- **Task goal**:
Report, as a bare number, how many lines of the material below contain the word "Size".

START

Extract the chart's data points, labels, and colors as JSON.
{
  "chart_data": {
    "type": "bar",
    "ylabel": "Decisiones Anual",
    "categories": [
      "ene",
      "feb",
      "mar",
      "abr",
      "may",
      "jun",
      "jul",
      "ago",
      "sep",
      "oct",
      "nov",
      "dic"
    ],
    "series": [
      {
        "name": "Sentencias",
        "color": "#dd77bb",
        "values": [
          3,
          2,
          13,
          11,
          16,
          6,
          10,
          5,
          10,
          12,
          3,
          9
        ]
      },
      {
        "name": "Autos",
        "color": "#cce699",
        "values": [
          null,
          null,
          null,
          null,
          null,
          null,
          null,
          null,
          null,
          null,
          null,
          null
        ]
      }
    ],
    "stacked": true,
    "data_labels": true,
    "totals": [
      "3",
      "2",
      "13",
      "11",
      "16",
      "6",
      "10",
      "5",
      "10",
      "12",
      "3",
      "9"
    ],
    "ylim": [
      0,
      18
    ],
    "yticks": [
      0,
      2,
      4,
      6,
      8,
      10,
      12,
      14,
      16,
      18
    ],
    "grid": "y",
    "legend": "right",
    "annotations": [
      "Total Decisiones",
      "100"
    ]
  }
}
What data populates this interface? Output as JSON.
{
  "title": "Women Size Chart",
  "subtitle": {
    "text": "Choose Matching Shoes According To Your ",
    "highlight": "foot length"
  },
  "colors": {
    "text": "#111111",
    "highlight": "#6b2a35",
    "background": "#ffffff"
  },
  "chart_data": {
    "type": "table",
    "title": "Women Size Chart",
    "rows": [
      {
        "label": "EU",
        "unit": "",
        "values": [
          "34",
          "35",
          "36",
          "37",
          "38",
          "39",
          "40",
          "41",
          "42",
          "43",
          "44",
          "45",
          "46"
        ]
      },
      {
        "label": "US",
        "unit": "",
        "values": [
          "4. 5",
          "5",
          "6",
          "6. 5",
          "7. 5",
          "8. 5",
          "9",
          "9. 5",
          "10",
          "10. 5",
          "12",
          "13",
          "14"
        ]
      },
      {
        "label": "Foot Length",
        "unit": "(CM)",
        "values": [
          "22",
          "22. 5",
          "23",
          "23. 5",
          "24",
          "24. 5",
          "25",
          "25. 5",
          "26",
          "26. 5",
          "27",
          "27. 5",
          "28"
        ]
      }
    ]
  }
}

END

- **Solution below**:
2